* Start Dataset records *

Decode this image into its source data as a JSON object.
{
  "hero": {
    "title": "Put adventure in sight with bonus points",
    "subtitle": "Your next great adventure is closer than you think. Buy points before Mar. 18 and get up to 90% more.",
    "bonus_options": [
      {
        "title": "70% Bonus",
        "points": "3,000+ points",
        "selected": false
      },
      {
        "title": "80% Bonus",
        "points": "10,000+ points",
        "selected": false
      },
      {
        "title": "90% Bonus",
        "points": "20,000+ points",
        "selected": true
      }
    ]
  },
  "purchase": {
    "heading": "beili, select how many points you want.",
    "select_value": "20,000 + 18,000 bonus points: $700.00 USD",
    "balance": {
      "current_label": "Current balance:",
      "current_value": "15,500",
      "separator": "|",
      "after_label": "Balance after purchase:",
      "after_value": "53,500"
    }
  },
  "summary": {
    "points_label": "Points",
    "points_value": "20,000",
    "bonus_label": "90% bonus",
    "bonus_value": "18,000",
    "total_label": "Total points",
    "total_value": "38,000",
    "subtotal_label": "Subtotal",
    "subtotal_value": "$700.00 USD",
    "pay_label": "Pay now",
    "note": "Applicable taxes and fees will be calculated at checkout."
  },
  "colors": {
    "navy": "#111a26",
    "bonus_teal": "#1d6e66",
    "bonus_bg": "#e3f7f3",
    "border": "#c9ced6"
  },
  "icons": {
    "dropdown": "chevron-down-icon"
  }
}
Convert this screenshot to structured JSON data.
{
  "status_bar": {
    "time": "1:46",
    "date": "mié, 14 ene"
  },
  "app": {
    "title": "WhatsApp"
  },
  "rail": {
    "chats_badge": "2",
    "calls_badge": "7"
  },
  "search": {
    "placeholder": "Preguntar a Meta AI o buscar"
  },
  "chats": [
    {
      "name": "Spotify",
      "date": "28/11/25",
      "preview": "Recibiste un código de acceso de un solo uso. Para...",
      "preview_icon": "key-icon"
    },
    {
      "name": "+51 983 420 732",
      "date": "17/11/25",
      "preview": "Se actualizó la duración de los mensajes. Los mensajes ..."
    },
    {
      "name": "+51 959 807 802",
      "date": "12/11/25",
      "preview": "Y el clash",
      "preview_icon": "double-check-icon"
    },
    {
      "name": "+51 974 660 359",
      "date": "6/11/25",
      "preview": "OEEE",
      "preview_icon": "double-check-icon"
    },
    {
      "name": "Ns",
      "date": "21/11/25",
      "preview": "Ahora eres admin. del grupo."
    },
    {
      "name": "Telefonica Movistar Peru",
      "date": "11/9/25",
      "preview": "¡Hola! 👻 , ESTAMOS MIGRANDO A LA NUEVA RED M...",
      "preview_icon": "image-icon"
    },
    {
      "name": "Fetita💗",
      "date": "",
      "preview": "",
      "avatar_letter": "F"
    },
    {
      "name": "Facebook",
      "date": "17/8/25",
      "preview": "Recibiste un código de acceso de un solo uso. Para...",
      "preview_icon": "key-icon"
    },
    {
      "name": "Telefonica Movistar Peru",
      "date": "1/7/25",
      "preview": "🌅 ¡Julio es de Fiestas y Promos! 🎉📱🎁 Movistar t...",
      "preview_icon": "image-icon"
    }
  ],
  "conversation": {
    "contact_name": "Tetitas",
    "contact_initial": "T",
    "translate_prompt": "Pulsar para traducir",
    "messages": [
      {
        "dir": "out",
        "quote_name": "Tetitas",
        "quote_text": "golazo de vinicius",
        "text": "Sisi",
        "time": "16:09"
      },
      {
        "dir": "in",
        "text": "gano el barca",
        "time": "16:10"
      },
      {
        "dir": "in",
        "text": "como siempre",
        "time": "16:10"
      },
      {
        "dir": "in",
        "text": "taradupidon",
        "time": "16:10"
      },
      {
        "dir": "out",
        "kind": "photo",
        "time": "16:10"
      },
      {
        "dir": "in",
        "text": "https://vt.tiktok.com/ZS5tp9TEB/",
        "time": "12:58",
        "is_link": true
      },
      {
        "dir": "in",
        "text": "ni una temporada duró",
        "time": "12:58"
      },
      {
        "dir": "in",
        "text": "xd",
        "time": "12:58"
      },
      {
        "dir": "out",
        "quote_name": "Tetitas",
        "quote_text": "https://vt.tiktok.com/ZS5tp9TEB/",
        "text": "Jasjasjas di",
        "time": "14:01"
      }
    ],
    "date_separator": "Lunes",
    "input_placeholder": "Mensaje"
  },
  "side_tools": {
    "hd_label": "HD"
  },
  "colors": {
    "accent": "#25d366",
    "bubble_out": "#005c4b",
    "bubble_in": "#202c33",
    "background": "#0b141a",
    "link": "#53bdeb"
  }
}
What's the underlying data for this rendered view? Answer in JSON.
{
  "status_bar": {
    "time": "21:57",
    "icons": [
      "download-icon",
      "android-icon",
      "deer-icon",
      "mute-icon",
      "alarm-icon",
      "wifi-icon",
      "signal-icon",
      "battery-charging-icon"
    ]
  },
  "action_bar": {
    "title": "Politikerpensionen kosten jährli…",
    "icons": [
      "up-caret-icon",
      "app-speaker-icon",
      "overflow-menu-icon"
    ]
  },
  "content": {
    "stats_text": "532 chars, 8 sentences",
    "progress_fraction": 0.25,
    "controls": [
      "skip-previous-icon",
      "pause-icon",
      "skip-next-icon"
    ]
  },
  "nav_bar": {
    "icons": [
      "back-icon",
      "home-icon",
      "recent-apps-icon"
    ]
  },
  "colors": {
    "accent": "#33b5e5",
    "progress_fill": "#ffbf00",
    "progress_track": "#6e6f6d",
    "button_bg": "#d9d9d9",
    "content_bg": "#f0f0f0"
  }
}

* End Dataset records *
* Start Dataset records *

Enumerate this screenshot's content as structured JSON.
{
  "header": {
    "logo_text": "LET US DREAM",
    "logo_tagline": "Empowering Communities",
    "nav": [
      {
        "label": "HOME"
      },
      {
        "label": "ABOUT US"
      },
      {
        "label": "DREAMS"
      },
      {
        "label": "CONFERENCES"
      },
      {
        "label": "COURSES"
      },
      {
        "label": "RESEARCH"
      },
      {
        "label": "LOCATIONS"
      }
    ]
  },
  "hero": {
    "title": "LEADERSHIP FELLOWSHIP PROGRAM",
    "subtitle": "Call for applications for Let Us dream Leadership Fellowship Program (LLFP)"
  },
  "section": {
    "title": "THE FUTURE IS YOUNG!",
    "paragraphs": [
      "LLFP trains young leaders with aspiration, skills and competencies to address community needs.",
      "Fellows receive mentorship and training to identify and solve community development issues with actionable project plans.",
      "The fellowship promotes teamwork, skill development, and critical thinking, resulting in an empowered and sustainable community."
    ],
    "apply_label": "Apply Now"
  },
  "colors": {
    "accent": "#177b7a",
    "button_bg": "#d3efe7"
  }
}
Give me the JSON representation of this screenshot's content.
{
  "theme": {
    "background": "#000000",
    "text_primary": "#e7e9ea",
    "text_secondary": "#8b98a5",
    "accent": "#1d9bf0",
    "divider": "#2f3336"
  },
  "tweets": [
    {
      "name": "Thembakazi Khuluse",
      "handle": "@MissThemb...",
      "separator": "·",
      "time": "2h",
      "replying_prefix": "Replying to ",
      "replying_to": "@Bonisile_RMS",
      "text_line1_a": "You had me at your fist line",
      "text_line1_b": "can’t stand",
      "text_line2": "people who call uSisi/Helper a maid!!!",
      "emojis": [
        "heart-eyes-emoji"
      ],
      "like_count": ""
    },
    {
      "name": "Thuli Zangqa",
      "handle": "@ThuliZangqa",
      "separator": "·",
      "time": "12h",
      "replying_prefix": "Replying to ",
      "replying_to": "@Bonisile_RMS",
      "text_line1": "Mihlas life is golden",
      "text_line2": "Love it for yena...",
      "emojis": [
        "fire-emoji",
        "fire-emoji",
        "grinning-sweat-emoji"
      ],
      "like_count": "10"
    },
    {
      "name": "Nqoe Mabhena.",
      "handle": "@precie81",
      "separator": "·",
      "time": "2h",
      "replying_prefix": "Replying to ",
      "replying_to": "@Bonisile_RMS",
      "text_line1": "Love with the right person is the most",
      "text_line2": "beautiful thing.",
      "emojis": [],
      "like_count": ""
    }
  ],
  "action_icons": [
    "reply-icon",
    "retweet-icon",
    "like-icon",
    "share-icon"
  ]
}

* End Dataset records *

Find each line holding "development". Copy it out.

      "Fellows receive mentorship and training to identify and solve community development issues with actionable project plans.",
      "The fellowship promotes teamwork, skill development, and critical thinking, resulting in an empowered and sustainable community."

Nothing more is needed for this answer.